> **TASK STATEMENT**
How does the federal mobility text read from "Thankfully, enough progress" up to and including "operate primarily off-premises." once "signposts" is renamed "markers"?

> **EXTRACT**
■ ■ ■ ■

Federal agencies have deployed a diverse set of tactics over the past several years to bring their mobility and remote access efforts up to speed with innovations in the private sector. As you have explored the many options of BYOD, device management software and policies for teleworkers, it's unlikely that you've locked down best practices for your organization. The road to a successful mobile implementation is a long and unknown one for IT leaders. It is your mission to map out and execute a strategy that will finally enable end users while protecting vital data in every possible scenario.
Thankfully, enough progress has been made in this area of federal IT that a number of signposts can help point you in the right general direction. Here are three action points you can count on to develop your mobile outlook.
1. Bolster networks now:
Jumping into a mobile integration project without the underlying compute and networking support is one of the most common pitfalls of the digital age. While you may be eager to achieve the flexibility and convenience of mobility, there are several IT benchmarks you should seek to surpass before making the move toward mobile. For example, if you have yet to leverage virtual machines in your data center optimization efforts, you may be missing out on an array of mobile functionality, especially for workers who operate primarily off-premises.
An article from TechTarget echoed the importance of full-featured mobile workstations when supporting a highly dispersed workforce, pointing out that teleworking strategies hinge largely on the level of network modernization an agency has achieved. To truly integrate remote teams with in-house personnel, IT must deliver consistent, reliable applications and data regardless of the end user's location. A virtual desktop infrastructure is one of the most promising technologies thus far for reaching this level of consistency across the organization.
"If you're working from home with your employer's okay, and you're using your own hardware and software at your company's suggestion or insistence, maybe it is the employer's fault if you can't get your work done," said John Girard, an analyst at Gartner, according to the news source.
2. Prioritize software value:
With the growing popularity of BYOD and CYOD (choose-your-own-device) policies, the challenges of hardware compatibility have been, for the most part, checked off of IT's to-do list. New duties have emerged, however, as mobile device management software becomes a hotter topic in the federal environment, tasking administrators with the selection and implementation of effective mobile applications. Ensuring that each component of your software profile is suitable for mobile settings and can keep up with desktop programs is a key feature of any winning platform.

■ ■ ■ ■

(Data records)
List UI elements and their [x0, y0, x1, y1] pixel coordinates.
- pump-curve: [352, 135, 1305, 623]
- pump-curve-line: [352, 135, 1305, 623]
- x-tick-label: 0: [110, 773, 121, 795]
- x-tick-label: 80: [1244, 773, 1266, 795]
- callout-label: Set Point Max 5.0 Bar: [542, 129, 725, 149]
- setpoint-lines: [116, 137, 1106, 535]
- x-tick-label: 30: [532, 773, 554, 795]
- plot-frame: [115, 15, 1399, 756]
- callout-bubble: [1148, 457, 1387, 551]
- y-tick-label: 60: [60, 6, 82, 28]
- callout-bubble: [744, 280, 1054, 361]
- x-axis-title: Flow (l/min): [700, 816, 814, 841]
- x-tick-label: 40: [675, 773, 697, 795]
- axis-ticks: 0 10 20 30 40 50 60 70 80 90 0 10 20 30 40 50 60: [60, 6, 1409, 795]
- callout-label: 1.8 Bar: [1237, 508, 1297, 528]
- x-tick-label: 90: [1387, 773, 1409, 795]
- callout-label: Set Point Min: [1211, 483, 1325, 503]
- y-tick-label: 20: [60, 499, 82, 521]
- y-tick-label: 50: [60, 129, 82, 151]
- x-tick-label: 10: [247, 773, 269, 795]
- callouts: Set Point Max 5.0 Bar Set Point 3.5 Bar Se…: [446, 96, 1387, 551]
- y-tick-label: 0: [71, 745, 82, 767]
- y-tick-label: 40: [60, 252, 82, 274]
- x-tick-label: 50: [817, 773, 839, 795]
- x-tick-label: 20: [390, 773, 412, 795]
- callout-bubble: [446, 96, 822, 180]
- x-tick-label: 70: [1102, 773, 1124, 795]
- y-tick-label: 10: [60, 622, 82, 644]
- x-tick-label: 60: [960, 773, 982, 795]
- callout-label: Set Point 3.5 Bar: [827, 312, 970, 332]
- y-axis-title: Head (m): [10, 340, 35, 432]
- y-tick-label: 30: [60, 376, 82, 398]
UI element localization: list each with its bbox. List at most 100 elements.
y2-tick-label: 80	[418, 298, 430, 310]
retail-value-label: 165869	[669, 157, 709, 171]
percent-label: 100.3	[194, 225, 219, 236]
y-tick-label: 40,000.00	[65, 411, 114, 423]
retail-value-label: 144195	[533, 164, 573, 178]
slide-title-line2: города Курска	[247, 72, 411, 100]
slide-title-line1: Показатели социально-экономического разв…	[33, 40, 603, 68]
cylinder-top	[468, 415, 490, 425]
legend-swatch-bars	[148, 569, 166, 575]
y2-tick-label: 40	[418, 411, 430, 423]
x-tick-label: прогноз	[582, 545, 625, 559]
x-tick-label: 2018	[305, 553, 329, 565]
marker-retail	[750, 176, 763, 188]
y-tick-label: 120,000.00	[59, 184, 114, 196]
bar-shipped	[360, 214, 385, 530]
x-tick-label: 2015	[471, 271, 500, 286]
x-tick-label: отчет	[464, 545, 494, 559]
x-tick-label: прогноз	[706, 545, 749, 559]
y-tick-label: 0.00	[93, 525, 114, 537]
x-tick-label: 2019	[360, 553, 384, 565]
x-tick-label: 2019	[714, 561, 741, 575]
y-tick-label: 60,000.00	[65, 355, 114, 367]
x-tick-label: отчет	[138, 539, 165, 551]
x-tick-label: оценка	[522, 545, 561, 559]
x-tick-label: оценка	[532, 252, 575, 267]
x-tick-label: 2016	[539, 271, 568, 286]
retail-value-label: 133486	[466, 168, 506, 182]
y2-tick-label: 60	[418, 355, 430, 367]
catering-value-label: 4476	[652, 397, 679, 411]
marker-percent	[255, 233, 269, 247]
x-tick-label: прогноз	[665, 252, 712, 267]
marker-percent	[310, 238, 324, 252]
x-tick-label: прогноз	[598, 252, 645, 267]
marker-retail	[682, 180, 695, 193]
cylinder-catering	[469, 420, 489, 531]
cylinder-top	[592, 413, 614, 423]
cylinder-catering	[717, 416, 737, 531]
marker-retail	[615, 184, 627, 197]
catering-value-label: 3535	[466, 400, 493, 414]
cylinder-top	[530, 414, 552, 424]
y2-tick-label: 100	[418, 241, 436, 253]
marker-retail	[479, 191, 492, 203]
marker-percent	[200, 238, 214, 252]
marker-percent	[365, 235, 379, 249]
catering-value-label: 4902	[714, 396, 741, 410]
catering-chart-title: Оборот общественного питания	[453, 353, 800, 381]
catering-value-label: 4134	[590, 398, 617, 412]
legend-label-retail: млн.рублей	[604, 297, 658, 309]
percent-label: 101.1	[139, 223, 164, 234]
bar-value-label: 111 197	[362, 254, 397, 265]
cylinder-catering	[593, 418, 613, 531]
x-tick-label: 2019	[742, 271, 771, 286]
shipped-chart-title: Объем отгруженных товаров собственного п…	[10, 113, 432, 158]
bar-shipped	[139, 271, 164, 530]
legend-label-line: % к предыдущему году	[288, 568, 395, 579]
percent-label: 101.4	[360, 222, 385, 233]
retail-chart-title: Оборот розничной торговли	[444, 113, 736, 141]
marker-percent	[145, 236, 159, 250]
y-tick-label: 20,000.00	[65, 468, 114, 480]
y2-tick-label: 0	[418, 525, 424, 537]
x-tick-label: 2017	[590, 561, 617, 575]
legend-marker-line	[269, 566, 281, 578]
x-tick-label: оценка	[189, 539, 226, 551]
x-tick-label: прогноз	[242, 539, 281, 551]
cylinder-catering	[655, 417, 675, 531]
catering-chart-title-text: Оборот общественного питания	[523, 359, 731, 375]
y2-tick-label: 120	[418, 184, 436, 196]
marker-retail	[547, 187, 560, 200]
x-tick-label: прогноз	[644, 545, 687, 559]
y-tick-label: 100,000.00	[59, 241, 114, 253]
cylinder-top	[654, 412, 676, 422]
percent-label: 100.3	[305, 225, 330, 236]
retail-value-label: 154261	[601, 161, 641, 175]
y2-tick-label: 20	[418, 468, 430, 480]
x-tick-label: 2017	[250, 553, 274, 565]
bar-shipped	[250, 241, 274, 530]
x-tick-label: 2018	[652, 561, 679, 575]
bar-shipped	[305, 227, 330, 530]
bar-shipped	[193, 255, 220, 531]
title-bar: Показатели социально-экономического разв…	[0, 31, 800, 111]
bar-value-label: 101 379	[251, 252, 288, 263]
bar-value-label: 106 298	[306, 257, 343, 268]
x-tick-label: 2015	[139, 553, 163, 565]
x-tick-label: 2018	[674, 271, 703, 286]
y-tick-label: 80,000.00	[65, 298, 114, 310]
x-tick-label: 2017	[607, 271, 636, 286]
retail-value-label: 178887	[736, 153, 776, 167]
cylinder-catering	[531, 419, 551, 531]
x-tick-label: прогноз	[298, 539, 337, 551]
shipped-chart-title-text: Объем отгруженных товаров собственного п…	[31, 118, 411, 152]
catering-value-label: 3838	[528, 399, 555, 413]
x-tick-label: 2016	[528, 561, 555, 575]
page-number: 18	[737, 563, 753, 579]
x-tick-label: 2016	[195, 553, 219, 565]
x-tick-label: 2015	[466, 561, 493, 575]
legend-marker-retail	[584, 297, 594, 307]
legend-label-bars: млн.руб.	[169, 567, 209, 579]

■ ■ ■ ■

> **RESULT OF THIS EXERCISE**
Thankfully, enough progress has been made in this area of federal IT that a number of markers can help point you in the right general direction. Here are three action points you can count on to develop your mobile outlook.
1. Bolster networks now:
Jumping into a mobile integration project without the underlying compute and networking support is one of the most common pitfalls of the digital age. While you may be eager to achieve the flexibility and convenience of mobility, there are several IT benchmarks you should seek to surpass before making the move toward mobile. For example, if you have yet to leverage virtual machines in your data center optimization efforts, you may be missing out on an array of mobile functionality, especially for workers who operate primarily off-premises.